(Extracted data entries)
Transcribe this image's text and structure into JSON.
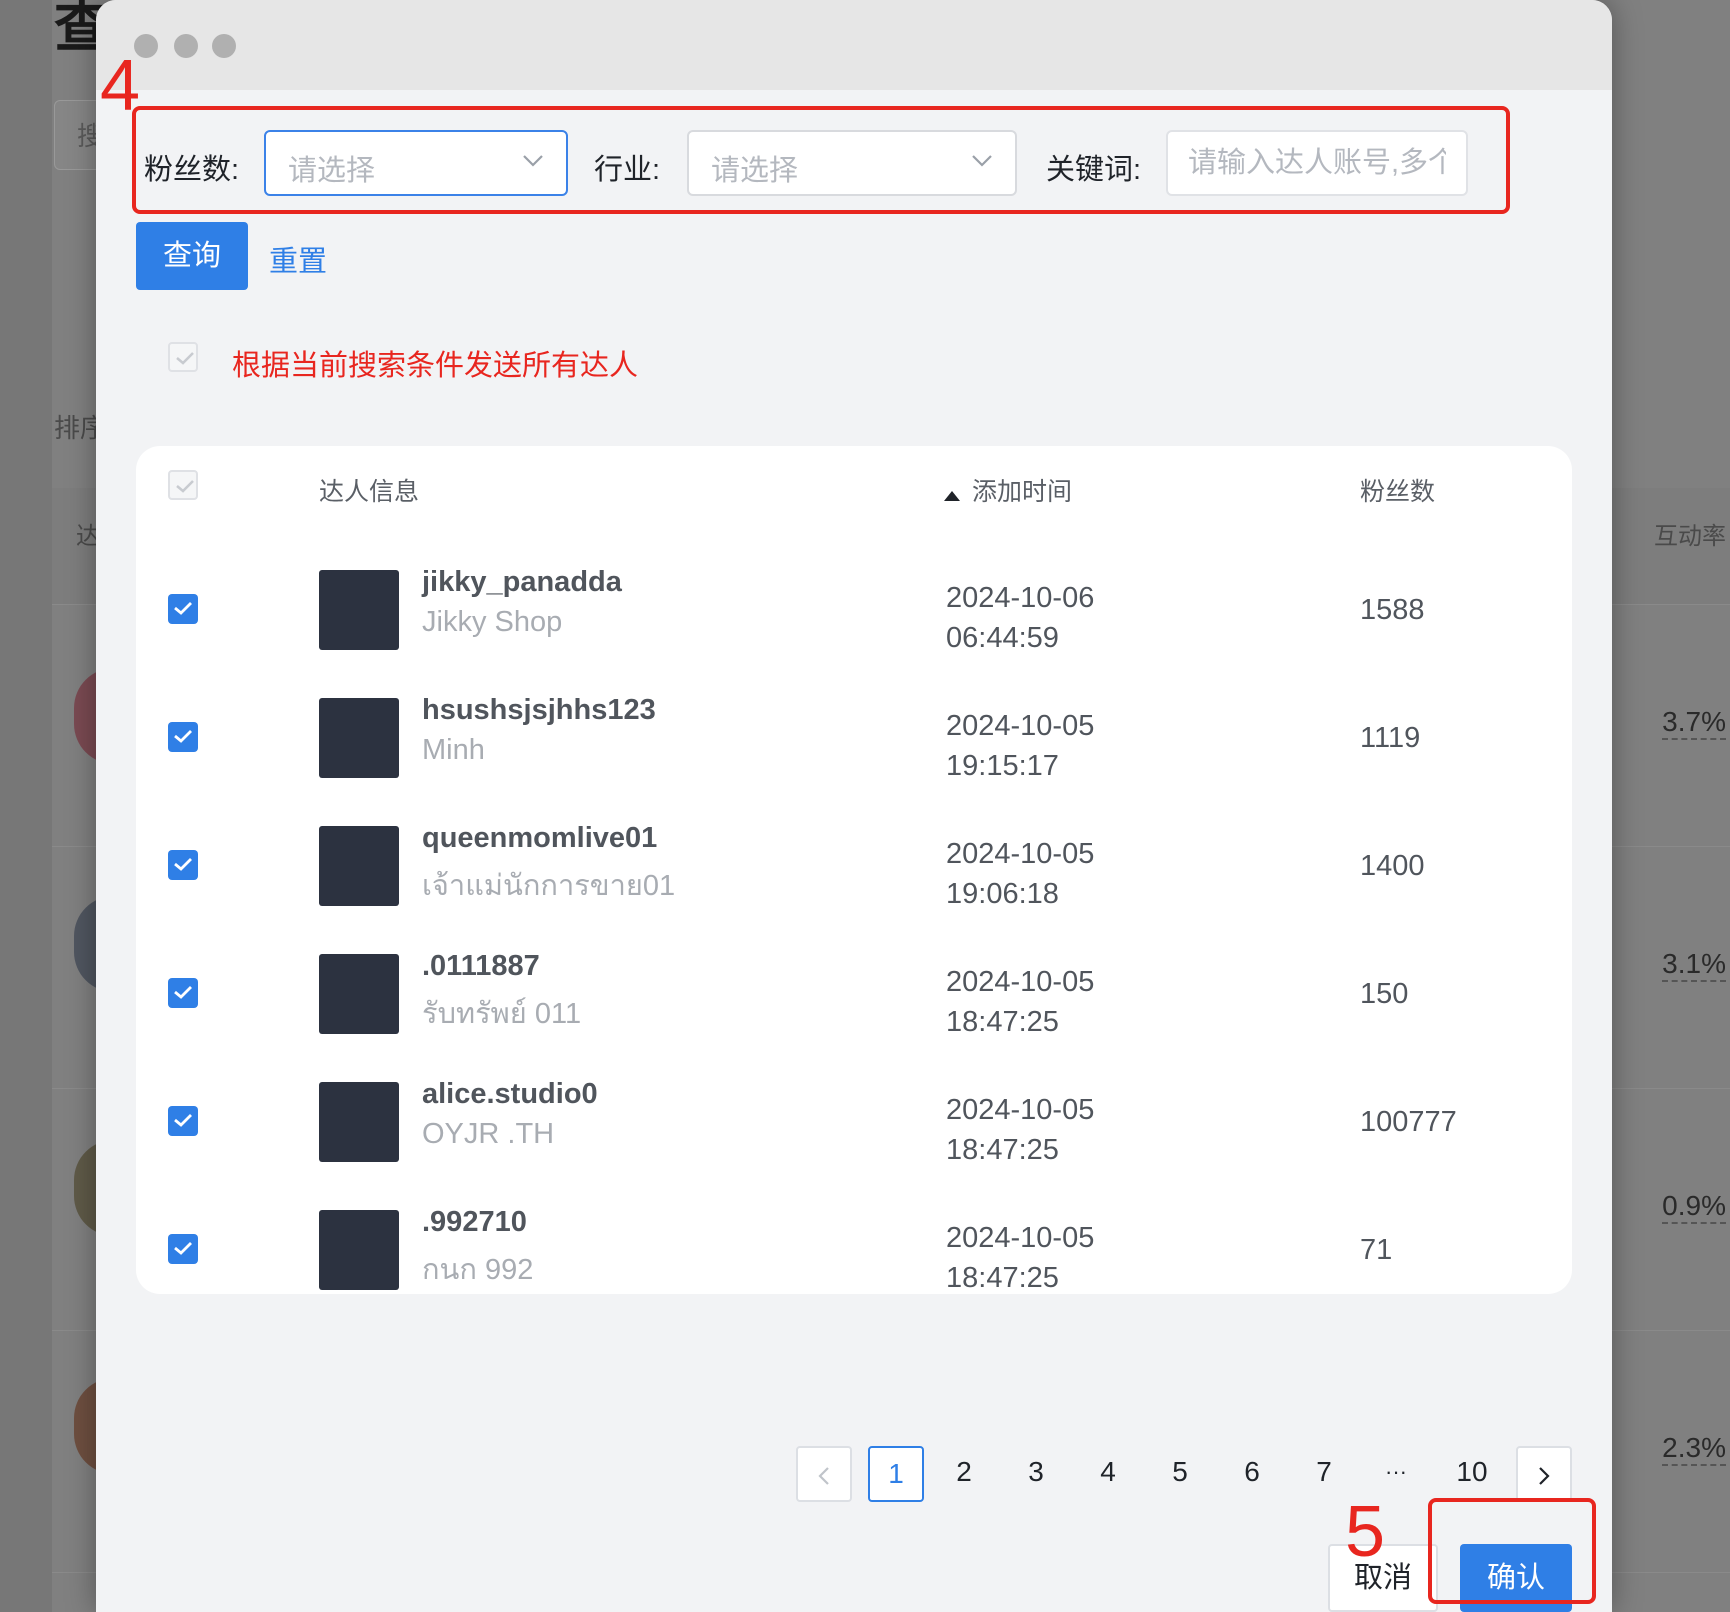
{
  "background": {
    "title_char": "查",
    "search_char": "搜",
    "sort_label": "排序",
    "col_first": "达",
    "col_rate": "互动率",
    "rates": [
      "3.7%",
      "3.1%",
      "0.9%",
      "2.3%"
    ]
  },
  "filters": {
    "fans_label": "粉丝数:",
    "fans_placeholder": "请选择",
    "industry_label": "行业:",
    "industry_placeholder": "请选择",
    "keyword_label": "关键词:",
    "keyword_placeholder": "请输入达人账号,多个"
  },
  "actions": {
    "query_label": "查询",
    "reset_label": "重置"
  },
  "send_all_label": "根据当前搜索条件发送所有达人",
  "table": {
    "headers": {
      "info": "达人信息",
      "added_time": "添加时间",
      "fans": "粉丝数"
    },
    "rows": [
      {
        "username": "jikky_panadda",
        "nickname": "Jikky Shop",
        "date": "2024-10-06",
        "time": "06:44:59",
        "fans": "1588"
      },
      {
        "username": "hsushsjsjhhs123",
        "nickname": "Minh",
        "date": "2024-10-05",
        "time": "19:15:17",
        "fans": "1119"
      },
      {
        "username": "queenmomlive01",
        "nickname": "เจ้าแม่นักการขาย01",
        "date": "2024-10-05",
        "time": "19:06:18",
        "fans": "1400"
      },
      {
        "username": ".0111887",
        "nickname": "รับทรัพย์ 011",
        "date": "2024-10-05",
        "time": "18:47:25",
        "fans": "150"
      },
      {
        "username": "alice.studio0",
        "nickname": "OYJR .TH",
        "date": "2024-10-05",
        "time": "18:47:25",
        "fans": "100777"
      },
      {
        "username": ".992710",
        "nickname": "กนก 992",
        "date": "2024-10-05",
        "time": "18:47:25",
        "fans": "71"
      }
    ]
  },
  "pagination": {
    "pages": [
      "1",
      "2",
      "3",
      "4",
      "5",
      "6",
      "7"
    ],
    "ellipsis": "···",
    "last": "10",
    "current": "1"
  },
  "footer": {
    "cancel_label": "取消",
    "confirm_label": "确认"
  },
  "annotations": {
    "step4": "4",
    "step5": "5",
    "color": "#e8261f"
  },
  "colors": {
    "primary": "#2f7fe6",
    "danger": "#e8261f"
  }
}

* * *

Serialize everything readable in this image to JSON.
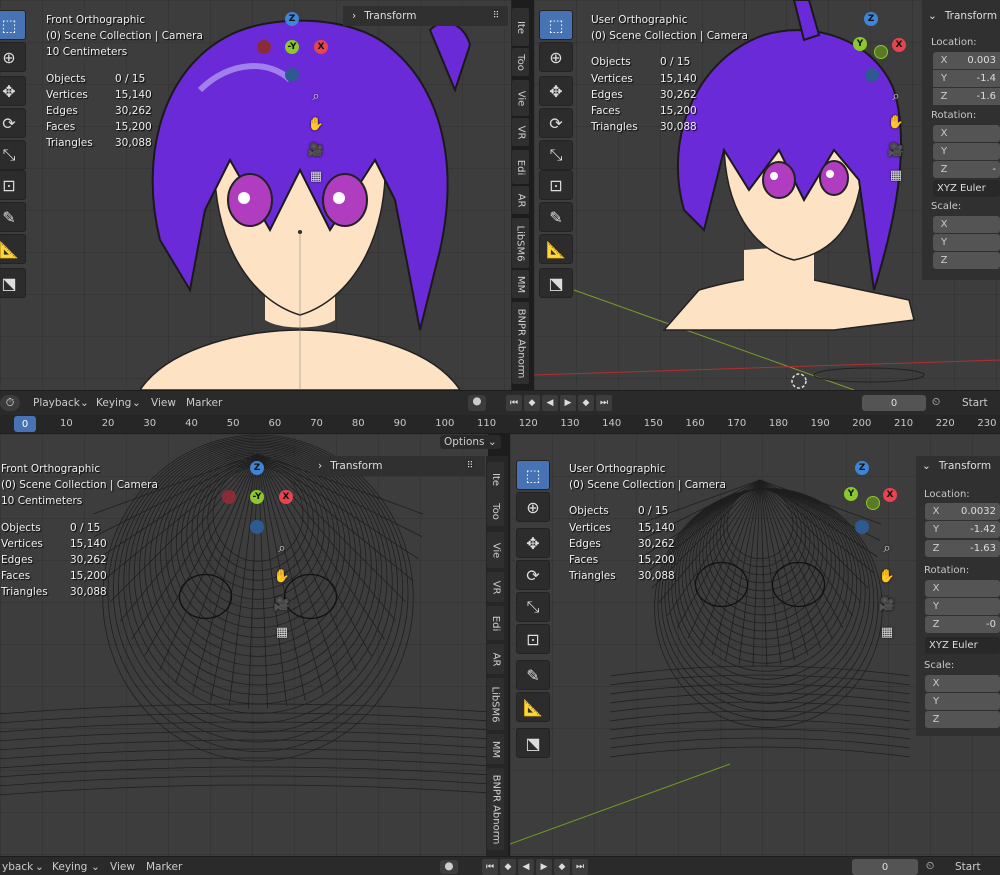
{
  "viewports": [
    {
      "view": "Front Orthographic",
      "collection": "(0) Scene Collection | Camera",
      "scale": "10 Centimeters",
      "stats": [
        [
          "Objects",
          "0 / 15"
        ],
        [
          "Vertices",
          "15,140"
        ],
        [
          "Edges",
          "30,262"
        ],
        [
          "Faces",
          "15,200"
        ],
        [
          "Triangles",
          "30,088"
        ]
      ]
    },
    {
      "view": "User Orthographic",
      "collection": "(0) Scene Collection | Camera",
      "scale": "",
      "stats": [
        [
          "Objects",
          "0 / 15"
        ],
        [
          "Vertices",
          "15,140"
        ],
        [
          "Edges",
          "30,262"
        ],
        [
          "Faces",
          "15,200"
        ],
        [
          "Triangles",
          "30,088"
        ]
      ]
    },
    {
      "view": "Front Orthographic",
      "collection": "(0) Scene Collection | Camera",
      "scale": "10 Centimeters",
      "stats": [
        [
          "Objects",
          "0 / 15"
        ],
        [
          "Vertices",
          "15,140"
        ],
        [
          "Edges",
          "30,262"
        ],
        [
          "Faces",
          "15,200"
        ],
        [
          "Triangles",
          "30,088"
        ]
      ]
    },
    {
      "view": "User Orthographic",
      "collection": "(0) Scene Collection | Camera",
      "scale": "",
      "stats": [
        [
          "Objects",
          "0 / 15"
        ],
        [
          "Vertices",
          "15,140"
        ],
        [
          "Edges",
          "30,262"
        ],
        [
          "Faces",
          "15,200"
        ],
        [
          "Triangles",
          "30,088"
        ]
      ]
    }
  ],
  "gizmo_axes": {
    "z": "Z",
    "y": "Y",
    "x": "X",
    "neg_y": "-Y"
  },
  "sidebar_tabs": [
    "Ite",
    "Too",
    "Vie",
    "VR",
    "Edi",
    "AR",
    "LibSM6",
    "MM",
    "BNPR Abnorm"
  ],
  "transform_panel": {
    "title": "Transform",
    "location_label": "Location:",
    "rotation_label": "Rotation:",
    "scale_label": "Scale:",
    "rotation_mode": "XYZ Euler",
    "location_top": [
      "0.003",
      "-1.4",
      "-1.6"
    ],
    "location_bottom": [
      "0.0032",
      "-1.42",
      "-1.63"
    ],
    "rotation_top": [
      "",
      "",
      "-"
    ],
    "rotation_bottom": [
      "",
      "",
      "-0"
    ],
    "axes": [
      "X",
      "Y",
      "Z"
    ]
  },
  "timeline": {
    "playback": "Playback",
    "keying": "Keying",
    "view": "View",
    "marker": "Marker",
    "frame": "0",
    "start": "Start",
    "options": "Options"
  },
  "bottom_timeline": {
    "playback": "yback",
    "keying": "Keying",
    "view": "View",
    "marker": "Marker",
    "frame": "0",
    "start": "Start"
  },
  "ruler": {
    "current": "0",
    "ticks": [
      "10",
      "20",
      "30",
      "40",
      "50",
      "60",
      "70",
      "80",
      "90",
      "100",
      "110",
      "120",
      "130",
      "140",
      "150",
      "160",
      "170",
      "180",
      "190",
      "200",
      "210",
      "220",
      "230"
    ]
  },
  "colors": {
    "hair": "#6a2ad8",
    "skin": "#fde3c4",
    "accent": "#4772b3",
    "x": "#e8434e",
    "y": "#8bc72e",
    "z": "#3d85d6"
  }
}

EXERCISE :: Go through the entries above and pull out each line with "JSON" in it.

SOLVED PROBLEM ::
Transcribe this image's text and structure into JSON.
Serialize everything readable in this image to JSON.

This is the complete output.